DESCRIPTION OF THE TASK: Please rewrite the listing below, changing "Drain and Refill Capacities" to "Fluid Capacities" everywhere it occurs and keeping every other line identical. Omit the pictures from your answer.

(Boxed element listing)

:::::

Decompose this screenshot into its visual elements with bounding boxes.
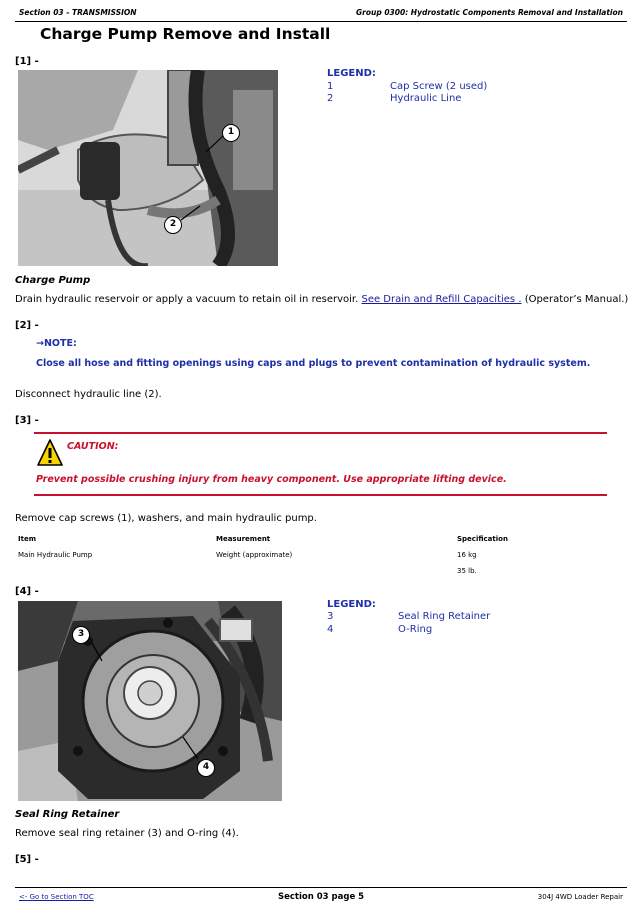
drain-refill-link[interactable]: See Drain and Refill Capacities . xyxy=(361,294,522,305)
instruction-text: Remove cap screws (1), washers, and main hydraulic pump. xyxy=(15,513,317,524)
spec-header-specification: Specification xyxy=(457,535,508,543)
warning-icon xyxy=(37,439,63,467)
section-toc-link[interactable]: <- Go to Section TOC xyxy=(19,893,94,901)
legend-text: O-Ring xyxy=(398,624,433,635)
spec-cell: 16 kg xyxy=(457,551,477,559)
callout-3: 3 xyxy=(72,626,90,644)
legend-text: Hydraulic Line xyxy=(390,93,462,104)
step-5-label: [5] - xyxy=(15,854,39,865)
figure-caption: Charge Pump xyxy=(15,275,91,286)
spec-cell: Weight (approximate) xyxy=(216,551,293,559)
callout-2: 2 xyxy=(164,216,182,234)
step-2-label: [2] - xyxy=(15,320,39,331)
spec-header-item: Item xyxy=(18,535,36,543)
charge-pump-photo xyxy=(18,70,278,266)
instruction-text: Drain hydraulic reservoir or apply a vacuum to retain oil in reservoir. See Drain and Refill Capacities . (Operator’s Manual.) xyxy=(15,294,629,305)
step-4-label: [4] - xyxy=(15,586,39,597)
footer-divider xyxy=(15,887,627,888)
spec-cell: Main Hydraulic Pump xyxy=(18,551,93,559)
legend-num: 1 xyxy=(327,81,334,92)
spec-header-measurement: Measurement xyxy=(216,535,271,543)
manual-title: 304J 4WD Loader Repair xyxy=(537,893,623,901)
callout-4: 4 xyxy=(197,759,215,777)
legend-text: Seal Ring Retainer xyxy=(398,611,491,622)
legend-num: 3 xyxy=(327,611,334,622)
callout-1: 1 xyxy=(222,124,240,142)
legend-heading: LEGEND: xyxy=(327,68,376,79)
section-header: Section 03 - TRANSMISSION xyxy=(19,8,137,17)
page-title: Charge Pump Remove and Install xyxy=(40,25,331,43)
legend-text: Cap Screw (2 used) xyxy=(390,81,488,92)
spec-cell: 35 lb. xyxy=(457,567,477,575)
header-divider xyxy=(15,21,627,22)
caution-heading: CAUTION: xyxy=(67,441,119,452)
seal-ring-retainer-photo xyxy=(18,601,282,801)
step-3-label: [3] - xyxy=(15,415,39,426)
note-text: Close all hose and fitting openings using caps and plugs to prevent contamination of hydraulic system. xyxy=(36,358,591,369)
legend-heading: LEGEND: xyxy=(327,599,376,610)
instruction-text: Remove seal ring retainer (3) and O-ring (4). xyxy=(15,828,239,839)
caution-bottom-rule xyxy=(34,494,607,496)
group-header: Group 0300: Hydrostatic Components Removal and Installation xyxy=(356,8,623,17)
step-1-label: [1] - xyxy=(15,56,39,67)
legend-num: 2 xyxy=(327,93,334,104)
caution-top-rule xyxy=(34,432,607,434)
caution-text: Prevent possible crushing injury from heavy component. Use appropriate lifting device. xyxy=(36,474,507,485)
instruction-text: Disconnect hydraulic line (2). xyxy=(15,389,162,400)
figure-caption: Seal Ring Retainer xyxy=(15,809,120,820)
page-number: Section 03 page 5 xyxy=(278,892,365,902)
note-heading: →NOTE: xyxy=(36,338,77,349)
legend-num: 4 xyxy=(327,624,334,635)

:::::

CORRECT ANSWER:
Decompose this screenshot into its visual elements with bounding boxes.
drain-refill-link[interactable]: See Fluid Capacities . xyxy=(361,294,522,305)
instruction-text: Remove cap screws (1), washers, and main hydraulic pump. xyxy=(15,513,317,524)
spec-header-specification: Specification xyxy=(457,535,508,543)
warning-icon xyxy=(37,439,63,467)
section-toc-link[interactable]: <- Go to Section TOC xyxy=(19,893,94,901)
legend-text: O-Ring xyxy=(398,624,433,635)
spec-cell: 16 kg xyxy=(457,551,477,559)
callout-3: 3 xyxy=(72,626,90,644)
legend-text: Hydraulic Line xyxy=(390,93,462,104)
step-5-label: [5] - xyxy=(15,854,39,865)
figure-caption: Charge Pump xyxy=(15,275,91,286)
spec-cell: Weight (approximate) xyxy=(216,551,293,559)
callout-2: 2 xyxy=(164,216,182,234)
step-2-label: [2] - xyxy=(15,320,39,331)
spec-header-item: Item xyxy=(18,535,36,543)
charge-pump-photo xyxy=(18,70,278,266)
instruction-text: Drain hydraulic reservoir or apply a vacuum to retain oil in reservoir. See Fluid Capacities . (Operator’s Manual.) xyxy=(15,294,629,305)
step-4-label: [4] - xyxy=(15,586,39,597)
footer-divider xyxy=(15,887,627,888)
spec-cell: Main Hydraulic Pump xyxy=(18,551,93,559)
legend-num: 1 xyxy=(327,81,334,92)
spec-header-measurement: Measurement xyxy=(216,535,271,543)
manual-title: 304J 4WD Loader Repair xyxy=(537,893,623,901)
callout-4: 4 xyxy=(197,759,215,777)
legend-text: Seal Ring Retainer xyxy=(398,611,491,622)
legend-num: 3 xyxy=(327,611,334,622)
callout-1: 1 xyxy=(222,124,240,142)
legend-heading: LEGEND: xyxy=(327,68,376,79)
section-header: Section 03 - TRANSMISSION xyxy=(19,8,137,17)
page-title: Charge Pump Remove and Install xyxy=(40,25,331,43)
legend-text: Cap Screw (2 used) xyxy=(390,81,488,92)
spec-cell: 35 lb. xyxy=(457,567,477,575)
header-divider xyxy=(15,21,627,22)
caution-heading: CAUTION: xyxy=(67,441,119,452)
seal-ring-retainer-photo xyxy=(18,601,282,801)
step-3-label: [3] - xyxy=(15,415,39,426)
note-text: Close all hose and fitting openings using caps and plugs to prevent contamination of hydraulic system. xyxy=(36,358,591,369)
legend-heading: LEGEND: xyxy=(327,599,376,610)
instruction-text: Remove seal ring retainer (3) and O-ring (4). xyxy=(15,828,239,839)
caution-bottom-rule xyxy=(34,494,607,496)
group-header: Group 0300: Hydrostatic Components Removal and Installation xyxy=(356,8,623,17)
step-1-label: [1] - xyxy=(15,56,39,67)
legend-num: 2 xyxy=(327,93,334,104)
caution-top-rule xyxy=(34,432,607,434)
caution-text: Prevent possible crushing injury from heavy component. Use appropriate lifting device. xyxy=(36,474,507,485)
instruction-text: Disconnect hydraulic line (2). xyxy=(15,389,162,400)
figure-caption: Seal Ring Retainer xyxy=(15,809,120,820)
page-number: Section 03 page 5 xyxy=(278,892,365,902)
note-heading: →NOTE: xyxy=(36,338,77,349)
legend-num: 4 xyxy=(327,624,334,635)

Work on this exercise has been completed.